[Begin MATERIALS PROVIDED]

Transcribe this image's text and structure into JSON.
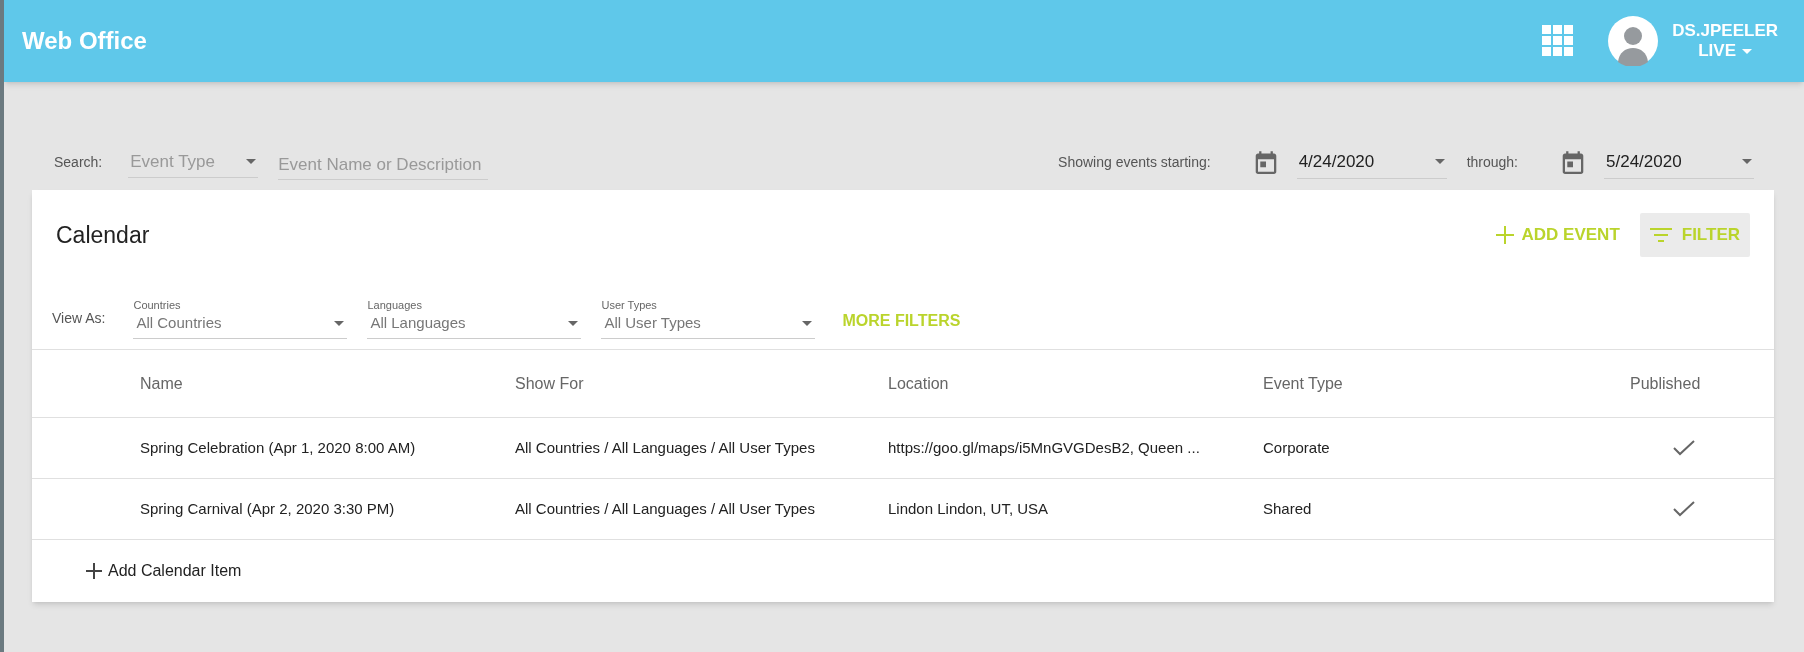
{
  "header": {
    "title": "Web Office",
    "user": {
      "name": "DS.JPEELER",
      "environment": "LIVE"
    }
  },
  "search": {
    "label": "Search:",
    "event_type": {
      "placeholder": "Event Type"
    },
    "query": {
      "placeholder": "Event Name or Description"
    },
    "range_label": "Showing events starting:",
    "start_date": "4/24/2020",
    "through_label": "through:",
    "end_date": "5/24/2020"
  },
  "calendar": {
    "title": "Calendar",
    "add_event": "ADD EVENT",
    "filter": {
      "label": "FILTER",
      "active": true
    },
    "view_as": {
      "label": "View As:",
      "selects": [
        {
          "label": "Countries",
          "value": "All Countries"
        },
        {
          "label": "Languages",
          "value": "All Languages"
        },
        {
          "label": "User Types",
          "value": "All User Types"
        }
      ],
      "more_filters": "MORE FILTERS"
    },
    "table": {
      "columns": [
        "Name",
        "Show For",
        "Location",
        "Event Type",
        "Published"
      ],
      "rows": [
        {
          "name": "Spring Celebration (Apr 1, 2020 8:00 AM)",
          "show_for": "All Countries / All Languages / All User Types",
          "location": "https://goo.gl/maps/i5MnGVGDesB2, Queen ...",
          "event_type": "Corporate",
          "published": true
        },
        {
          "name": "Spring Carnival (Apr 2, 2020 3:30 PM)",
          "show_for": "All Countries / All Languages / All User Types",
          "location": "Lindon Lindon, UT, USA",
          "event_type": "Shared",
          "published": true
        }
      ]
    },
    "add_item": "Add Calendar Item"
  }
}
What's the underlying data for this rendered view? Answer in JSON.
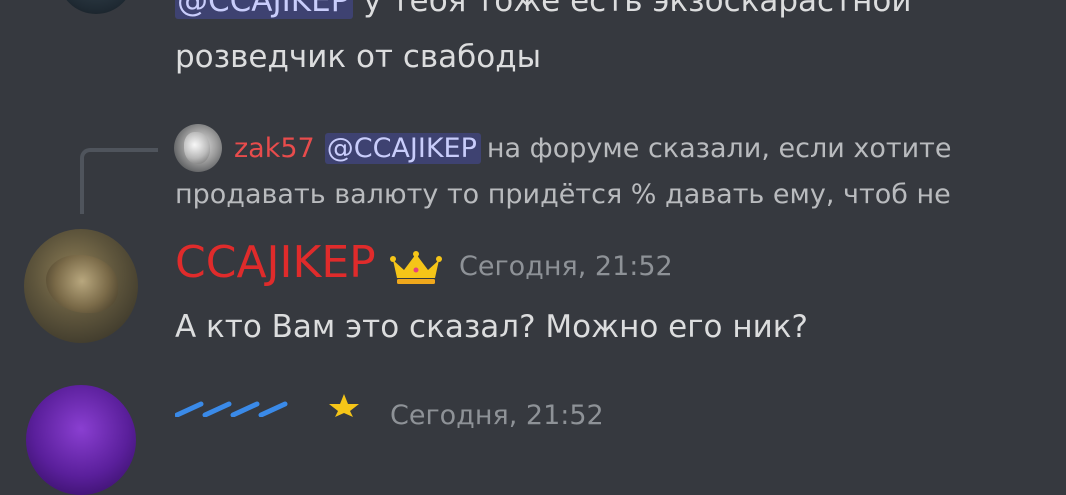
{
  "previous_message": {
    "mention": "@CCAJIKEP",
    "line1_text": "у тебя тоже есть экзоскарастной",
    "line2_text": "розведчик от свабоды"
  },
  "reply_reference": {
    "author": "zak57",
    "mention": "@CCAJIKEP",
    "line1_text": "на форуме сказали, если хотите",
    "line2_text": "продавать валюту то придётся % давать ему, чтоб не"
  },
  "message": {
    "author": "CCAJIKEP",
    "author_color": "#e02b2b",
    "badge_icon": "crown-icon",
    "timestamp": "Сегодня, 21:52",
    "text": "А кто Вам это сказал? Можно его ник?"
  },
  "next_message": {
    "badge_icon": "star-icon",
    "timestamp": "Сегодня, 21:52"
  },
  "colors": {
    "background": "#36393f",
    "mention_bg": "#3e4271",
    "reply_author": "#e84c4c",
    "text": "#dcddde",
    "muted": "#8e9297"
  }
}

[End MATERIALS PROVIDED]

**WHAT YOU HAVE TO DO:** Which lines above contain the word "timestamp"? Copy each of them.

**EXERCISE RESPONSE:**
    "timestamp": "Сегодня, 21:52",
    "timestamp": "Сегодня, 21:52"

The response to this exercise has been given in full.